* [Objective]:
Return all the data below as it stands, minus the pictures.

* [Supplied records]:
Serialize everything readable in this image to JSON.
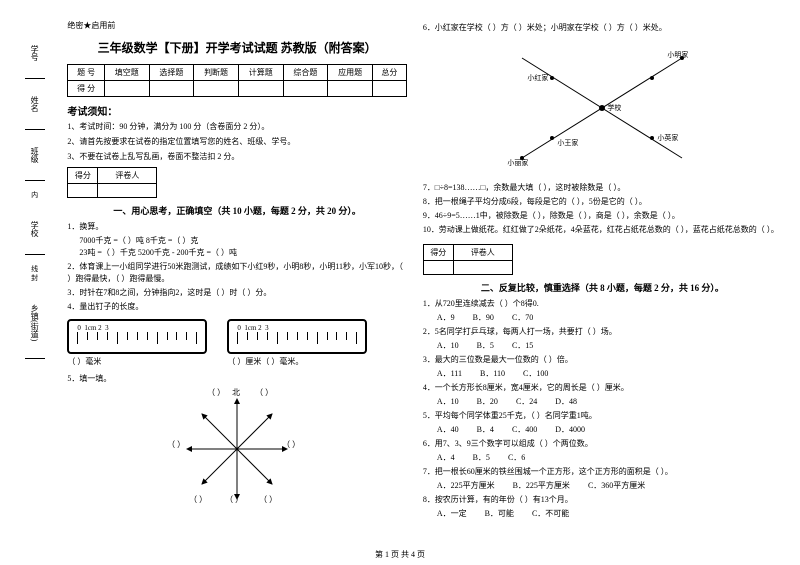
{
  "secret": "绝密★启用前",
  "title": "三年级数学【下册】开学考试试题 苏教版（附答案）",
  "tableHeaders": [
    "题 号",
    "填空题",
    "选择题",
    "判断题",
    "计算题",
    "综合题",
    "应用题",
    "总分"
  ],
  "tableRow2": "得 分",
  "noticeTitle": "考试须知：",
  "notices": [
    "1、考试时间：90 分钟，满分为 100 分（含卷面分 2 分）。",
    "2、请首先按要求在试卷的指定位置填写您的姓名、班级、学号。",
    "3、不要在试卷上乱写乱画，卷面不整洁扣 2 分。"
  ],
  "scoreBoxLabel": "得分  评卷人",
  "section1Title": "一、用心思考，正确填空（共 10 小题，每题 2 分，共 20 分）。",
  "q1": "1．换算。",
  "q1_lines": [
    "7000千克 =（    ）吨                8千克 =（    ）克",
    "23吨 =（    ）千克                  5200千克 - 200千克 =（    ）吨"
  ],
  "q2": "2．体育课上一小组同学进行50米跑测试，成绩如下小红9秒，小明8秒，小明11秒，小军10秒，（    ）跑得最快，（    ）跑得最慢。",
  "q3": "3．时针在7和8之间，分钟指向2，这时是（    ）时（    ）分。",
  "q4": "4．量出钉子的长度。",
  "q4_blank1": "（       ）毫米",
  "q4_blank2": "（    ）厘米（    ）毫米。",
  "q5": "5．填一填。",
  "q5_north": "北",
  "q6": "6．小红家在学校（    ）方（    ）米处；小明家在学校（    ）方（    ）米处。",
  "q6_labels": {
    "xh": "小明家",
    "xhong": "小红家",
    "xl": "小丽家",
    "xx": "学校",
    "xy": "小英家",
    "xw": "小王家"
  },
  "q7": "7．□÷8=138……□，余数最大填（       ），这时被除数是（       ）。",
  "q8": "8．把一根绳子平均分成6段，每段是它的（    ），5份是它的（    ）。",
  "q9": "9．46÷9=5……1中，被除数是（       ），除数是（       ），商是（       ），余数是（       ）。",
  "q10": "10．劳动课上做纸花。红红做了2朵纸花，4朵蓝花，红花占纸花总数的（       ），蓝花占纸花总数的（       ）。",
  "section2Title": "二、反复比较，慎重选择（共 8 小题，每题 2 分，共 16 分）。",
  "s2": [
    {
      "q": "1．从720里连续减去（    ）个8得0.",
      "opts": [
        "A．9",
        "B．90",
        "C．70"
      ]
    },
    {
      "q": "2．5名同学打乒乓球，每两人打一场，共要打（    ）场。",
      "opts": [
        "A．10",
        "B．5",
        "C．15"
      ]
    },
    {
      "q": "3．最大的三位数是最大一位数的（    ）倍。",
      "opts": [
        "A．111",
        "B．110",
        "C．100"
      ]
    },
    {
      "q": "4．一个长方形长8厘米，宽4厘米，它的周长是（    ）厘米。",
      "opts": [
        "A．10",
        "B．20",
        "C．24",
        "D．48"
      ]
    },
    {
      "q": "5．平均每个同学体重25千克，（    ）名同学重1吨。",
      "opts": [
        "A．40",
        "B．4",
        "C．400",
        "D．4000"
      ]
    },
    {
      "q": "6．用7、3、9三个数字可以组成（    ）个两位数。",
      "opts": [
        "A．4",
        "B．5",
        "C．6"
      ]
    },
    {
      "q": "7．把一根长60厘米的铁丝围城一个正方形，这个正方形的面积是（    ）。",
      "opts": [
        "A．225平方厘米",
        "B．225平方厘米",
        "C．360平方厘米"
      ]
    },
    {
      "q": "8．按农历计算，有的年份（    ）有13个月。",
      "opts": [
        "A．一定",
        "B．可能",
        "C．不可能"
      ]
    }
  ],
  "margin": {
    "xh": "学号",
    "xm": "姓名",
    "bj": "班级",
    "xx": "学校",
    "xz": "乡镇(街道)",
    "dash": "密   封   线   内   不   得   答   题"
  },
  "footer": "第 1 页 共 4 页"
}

* [Answer to this task]:
Serialize everything readable in this image to JSON.
{
  "secret": "绝密★启用前",
  "title": "三年级数学【下册】开学考试试题 苏教版（附答案）",
  "tableHeaders": [
    "题 号",
    "填空题",
    "选择题",
    "判断题",
    "计算题",
    "综合题",
    "应用题",
    "总分"
  ],
  "tableRow2": "得 分",
  "noticeTitle": "考试须知：",
  "notices": [
    "1、考试时间：90 分钟，满分为 100 分（含卷面分 2 分）。",
    "2、请首先按要求在试卷的指定位置填写您的姓名、班级、学号。",
    "3、不要在试卷上乱写乱画，卷面不整洁扣 2 分。"
  ],
  "scoreBoxLabel": "得分  评卷人",
  "section1Title": "一、用心思考，正确填空（共 10 小题，每题 2 分，共 20 分）。",
  "q1": "1．换算。",
  "q1_lines": [
    "7000千克 =（    ）吨                8千克 =（    ）克",
    "23吨 =（    ）千克                  5200千克 - 200千克 =（    ）吨"
  ],
  "q2": "2．体育课上一小组同学进行50米跑测试，成绩如下小红9秒，小明8秒，小明11秒，小军10秒，（    ）跑得最快，（    ）跑得最慢。",
  "q3": "3．时针在7和8之间，分钟指向2，这时是（    ）时（    ）分。",
  "q4": "4．量出钉子的长度。",
  "q4_blank1": "（       ）毫米",
  "q4_blank2": "（    ）厘米（    ）毫米。",
  "q5": "5．填一填。",
  "q5_north": "北",
  "q6": "6．小红家在学校（    ）方（    ）米处；小明家在学校（    ）方（    ）米处。",
  "q6_labels": {
    "xh": "小明家",
    "xhong": "小红家",
    "xl": "小丽家",
    "xx": "学校",
    "xy": "小英家",
    "xw": "小王家"
  },
  "q7": "7．□÷8=138……□，余数最大填（       ），这时被除数是（       ）。",
  "q8": "8．把一根绳子平均分成6段，每段是它的（    ），5份是它的（    ）。",
  "q9": "9．46÷9=5……1中，被除数是（       ），除数是（       ），商是（       ），余数是（       ）。",
  "q10": "10．劳动课上做纸花。红红做了2朵纸花，4朵蓝花，红花占纸花总数的（       ），蓝花占纸花总数的（       ）。",
  "section2Title": "二、反复比较，慎重选择（共 8 小题，每题 2 分，共 16 分）。",
  "s2": [
    {
      "q": "1．从720里连续减去（    ）个8得0.",
      "opts": [
        "A．9",
        "B．90",
        "C．70"
      ]
    },
    {
      "q": "2．5名同学打乒乓球，每两人打一场，共要打（    ）场。",
      "opts": [
        "A．10",
        "B．5",
        "C．15"
      ]
    },
    {
      "q": "3．最大的三位数是最大一位数的（    ）倍。",
      "opts": [
        "A．111",
        "B．110",
        "C．100"
      ]
    },
    {
      "q": "4．一个长方形长8厘米，宽4厘米，它的周长是（    ）厘米。",
      "opts": [
        "A．10",
        "B．20",
        "C．24",
        "D．48"
      ]
    },
    {
      "q": "5．平均每个同学体重25千克，（    ）名同学重1吨。",
      "opts": [
        "A．40",
        "B．4",
        "C．400",
        "D．4000"
      ]
    },
    {
      "q": "6．用7、3、9三个数字可以组成（    ）个两位数。",
      "opts": [
        "A．4",
        "B．5",
        "C．6"
      ]
    },
    {
      "q": "7．把一根长60厘米的铁丝围城一个正方形，这个正方形的面积是（    ）。",
      "opts": [
        "A．225平方厘米",
        "B．225平方厘米",
        "C．360平方厘米"
      ]
    },
    {
      "q": "8．按农历计算，有的年份（    ）有13个月。",
      "opts": [
        "A．一定",
        "B．可能",
        "C．不可能"
      ]
    }
  ],
  "margin": {
    "xh": "学号",
    "xm": "姓名",
    "bj": "班级",
    "xx": "学校",
    "xz": "乡镇(街道)",
    "dash": "密   封   线   内   不   得   答   题"
  },
  "footer": "第 1 页 共 4 页"
}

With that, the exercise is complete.